=== Extracted records ===
....

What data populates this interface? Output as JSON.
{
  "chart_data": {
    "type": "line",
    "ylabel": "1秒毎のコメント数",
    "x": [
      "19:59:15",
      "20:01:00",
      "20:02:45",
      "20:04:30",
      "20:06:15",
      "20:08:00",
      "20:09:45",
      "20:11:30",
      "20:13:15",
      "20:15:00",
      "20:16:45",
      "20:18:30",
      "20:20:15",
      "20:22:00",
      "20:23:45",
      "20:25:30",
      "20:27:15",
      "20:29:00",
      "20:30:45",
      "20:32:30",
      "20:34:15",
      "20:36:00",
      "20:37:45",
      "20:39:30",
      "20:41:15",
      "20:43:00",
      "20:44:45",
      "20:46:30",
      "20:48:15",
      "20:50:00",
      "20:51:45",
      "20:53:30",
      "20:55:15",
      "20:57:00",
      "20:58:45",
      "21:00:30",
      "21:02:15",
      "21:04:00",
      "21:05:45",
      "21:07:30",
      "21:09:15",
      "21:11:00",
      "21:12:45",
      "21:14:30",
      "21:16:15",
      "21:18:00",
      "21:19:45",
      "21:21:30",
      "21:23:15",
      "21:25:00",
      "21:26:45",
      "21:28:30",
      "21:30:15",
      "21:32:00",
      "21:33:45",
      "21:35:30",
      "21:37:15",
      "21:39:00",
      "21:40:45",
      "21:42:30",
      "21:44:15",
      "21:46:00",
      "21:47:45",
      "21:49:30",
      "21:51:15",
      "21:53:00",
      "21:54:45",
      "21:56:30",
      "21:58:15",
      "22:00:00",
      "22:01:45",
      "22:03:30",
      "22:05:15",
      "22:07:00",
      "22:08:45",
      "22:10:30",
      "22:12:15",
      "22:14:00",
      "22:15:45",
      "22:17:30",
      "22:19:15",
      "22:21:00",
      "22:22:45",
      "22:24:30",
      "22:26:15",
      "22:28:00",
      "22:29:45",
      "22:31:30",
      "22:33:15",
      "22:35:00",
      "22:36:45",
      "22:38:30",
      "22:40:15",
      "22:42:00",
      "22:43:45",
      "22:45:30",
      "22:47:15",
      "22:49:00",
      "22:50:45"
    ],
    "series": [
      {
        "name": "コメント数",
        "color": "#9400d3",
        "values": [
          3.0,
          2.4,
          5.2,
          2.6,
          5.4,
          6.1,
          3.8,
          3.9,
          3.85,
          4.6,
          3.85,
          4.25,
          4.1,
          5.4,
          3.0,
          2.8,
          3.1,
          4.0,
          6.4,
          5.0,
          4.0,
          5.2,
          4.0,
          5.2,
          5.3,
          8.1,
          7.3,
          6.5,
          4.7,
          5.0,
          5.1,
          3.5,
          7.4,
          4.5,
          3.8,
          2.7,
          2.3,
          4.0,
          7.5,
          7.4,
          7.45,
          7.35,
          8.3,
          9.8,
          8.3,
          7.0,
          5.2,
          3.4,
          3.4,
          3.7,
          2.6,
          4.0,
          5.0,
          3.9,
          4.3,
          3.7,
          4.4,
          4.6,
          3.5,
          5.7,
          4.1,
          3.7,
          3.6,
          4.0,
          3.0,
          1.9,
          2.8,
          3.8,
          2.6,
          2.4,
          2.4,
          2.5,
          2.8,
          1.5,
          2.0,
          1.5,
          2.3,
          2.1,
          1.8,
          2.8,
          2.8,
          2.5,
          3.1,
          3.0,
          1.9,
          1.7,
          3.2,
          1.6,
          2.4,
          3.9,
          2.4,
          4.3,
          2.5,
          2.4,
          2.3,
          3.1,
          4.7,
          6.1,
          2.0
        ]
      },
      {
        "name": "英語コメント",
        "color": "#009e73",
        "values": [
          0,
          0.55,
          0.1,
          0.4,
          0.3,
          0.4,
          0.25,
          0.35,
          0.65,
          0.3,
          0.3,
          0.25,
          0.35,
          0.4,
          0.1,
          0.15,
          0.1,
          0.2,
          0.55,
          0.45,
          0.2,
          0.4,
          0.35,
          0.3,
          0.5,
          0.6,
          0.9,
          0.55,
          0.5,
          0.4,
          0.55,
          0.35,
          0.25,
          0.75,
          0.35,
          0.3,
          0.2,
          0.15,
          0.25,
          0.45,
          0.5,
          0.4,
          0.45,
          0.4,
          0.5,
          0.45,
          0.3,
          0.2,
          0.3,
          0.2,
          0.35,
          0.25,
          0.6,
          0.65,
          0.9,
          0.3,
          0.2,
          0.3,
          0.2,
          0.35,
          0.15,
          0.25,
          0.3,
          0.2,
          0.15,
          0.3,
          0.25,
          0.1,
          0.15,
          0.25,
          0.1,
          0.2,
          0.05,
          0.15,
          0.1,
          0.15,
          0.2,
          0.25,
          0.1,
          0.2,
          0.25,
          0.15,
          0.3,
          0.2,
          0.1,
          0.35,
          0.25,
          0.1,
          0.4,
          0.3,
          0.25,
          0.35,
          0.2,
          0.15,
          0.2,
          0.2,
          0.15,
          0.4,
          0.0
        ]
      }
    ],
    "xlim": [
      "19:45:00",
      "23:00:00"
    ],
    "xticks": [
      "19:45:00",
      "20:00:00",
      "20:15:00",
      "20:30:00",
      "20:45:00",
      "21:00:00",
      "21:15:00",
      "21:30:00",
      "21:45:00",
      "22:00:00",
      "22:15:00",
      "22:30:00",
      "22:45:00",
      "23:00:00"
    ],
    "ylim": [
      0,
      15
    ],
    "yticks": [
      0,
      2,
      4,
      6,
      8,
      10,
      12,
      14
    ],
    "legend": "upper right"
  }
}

....

=== Exercise goal ===
Copy all of the material word for word.

=== Reply ===
What data populates this interface? Output as JSON.
{
  "chart_data": {
    "type": "line",
    "ylabel": "1秒毎のコメント数",
    "x": [
      "19:59:15",
      "20:01:00",
      "20:02:45",
      "20:04:30",
      "20:06:15",
      "20:08:00",
      "20:09:45",
      "20:11:30",
      "20:13:15",
      "20:15:00",
      "20:16:45",
      "20:18:30",
      "20:20:15",
      "20:22:00",
      "20:23:45",
      "20:25:30",
      "20:27:15",
      "20:29:00",
      "20:30:45",
      "20:32:30",
      "20:34:15",
      "20:36:00",
      "20:37:45",
      "20:39:30",
      "20:41:15",
      "20:43:00",
      "20:44:45",
      "20:46:30",
      "20:48:15",
      "20:50:00",
      "20:51:45",
      "20:53:30",
      "20:55:15",
      "20:57:00",
      "20:58:45",
      "21:00:30",
      "21:02:15",
      "21:04:00",
      "21:05:45",
      "21:07:30",
      "21:09:15",
      "21:11:00",
      "21:12:45",
      "21:14:30",
      "21:16:15",
      "21:18:00",
      "21:19:45",
      "21:21:30",
      "21:23:15",
      "21:25:00",
      "21:26:45",
      "21:28:30",
      "21:30:15",
      "21:32:00",
      "21:33:45",
      "21:35:30",
      "21:37:15",
      "21:39:00",
      "21:40:45",
      "21:42:30",
      "21:44:15",
      "21:46:00",
      "21:47:45",
      "21:49:30",
      "21:51:15",
      "21:53:00",
      "21:54:45",
      "21:56:30",
      "21:58:15",
      "22:00:00",
      "22:01:45",
      "22:03:30",
      "22:05:15",
      "22:07:00",
      "22:08:45",
      "22:10:30",
      "22:12:15",
      "22:14:00",
      "22:15:45",
      "22:17:30",
      "22:19:15",
      "22:21:00",
      "22:22:45",
      "22:24:30",
      "22:26:15",
      "22:28:00",
      "22:29:45",
      "22:31:30",
      "22:33:15",
      "22:35:00",
      "22:36:45",
      "22:38:30",
      "22:40:15",
      "22:42:00",
      "22:43:45",
      "22:45:30",
      "22:47:15",
      "22:49:00",
      "22:50:45"
    ],
    "series": [
      {
        "name": "コメント数",
        "color": "#9400d3",
        "values": [
          3.0,
          2.4,
          5.2,
          2.6,
          5.4,
          6.1,
          3.8,
          3.9,
          3.85,
          4.6,
          3.85,
          4.25,
          4.1,
          5.4,
          3.0,
          2.8,
          3.1,
          4.0,
          6.4,
          5.0,
          4.0,
          5.2,
          4.0,
          5.2,
          5.3,
          8.1,
          7.3,
          6.5,
          4.7,
          5.0,
          5.1,
          3.5,
          7.4,
          4.5,
          3.8,
          2.7,
          2.3,
          4.0,
          7.5,
          7.4,
          7.45,
          7.35,
          8.3,
          9.8,
          8.3,
          7.0,
          5.2,
          3.4,
          3.4,
          3.7,
          2.6,
          4.0,
          5.0,
          3.9,
          4.3,
          3.7,
          4.4,
          4.6,
          3.5,
          5.7,
          4.1,
          3.7,
          3.6,
          4.0,
          3.0,
          1.9,
          2.8,
          3.8,
          2.6,
          2.4,
          2.4,
          2.5,
          2.8,
          1.5,
          2.0,
          1.5,
          2.3,
          2.1,
          1.8,
          2.8,
          2.8,
          2.5,
          3.1,
          3.0,
          1.9,
          1.7,
          3.2,
          1.6,
          2.4,
          3.9,
          2.4,
          4.3,
          2.5,
          2.4,
          2.3,
          3.1,
          4.7,
          6.1,
          2.0
        ]
      },
      {
        "name": "英語コメント",
        "color": "#009e73",
        "values": [
          0,
          0.55,
          0.1,
          0.4,
          0.3,
          0.4,
          0.25,
          0.35,
          0.65,
          0.3,
          0.3,
          0.25,
          0.35,
          0.4,
          0.1,
          0.15,
          0.1,
          0.2,
          0.55,
          0.45,
          0.2,
          0.4,
          0.35,
          0.3,
          0.5,
          0.6,
          0.9,
          0.55,
          0.5,
          0.4,
          0.55,
          0.35,
          0.25,
          0.75,
          0.35,
          0.3,
          0.2,
          0.15,
          0.25,
          0.45,
          0.5,
          0.4,
          0.45,
          0.4,
          0.5,
          0.45,
          0.3,
          0.2,
          0.3,
          0.2,
          0.35,
          0.25,
          0.6,
          0.65,
          0.9,
          0.3,
          0.2,
          0.3,
          0.2,
          0.35,
          0.15,
          0.25,
          0.3,
          0.2,
          0.15,
          0.3,
          0.25,
          0.1,
          0.15,
          0.25,
          0.1,
          0.2,
          0.05,
          0.15,
          0.1,
          0.15,
          0.2,
          0.25,
          0.1,
          0.2,
          0.25,
          0.15,
          0.3,
          0.2,
          0.1,
          0.35,
          0.25,
          0.1,
          0.4,
          0.3,
          0.25,
          0.35,
          0.2,
          0.15,
          0.2,
          0.2,
          0.15,
          0.4,
          0.0
        ]
      }
    ],
    "xlim": [
      "19:45:00",
      "23:00:00"
    ],
    "xticks": [
      "19:45:00",
      "20:00:00",
      "20:15:00",
      "20:30:00",
      "20:45:00",
      "21:00:00",
      "21:15:00",
      "21:30:00",
      "21:45:00",
      "22:00:00",
      "22:15:00",
      "22:30:00",
      "22:45:00",
      "23:00:00"
    ],
    "ylim": [
      0,
      15
    ],
    "yticks": [
      0,
      2,
      4,
      6,
      8,
      10,
      12,
      14
    ],
    "legend": "upper right"
  }
}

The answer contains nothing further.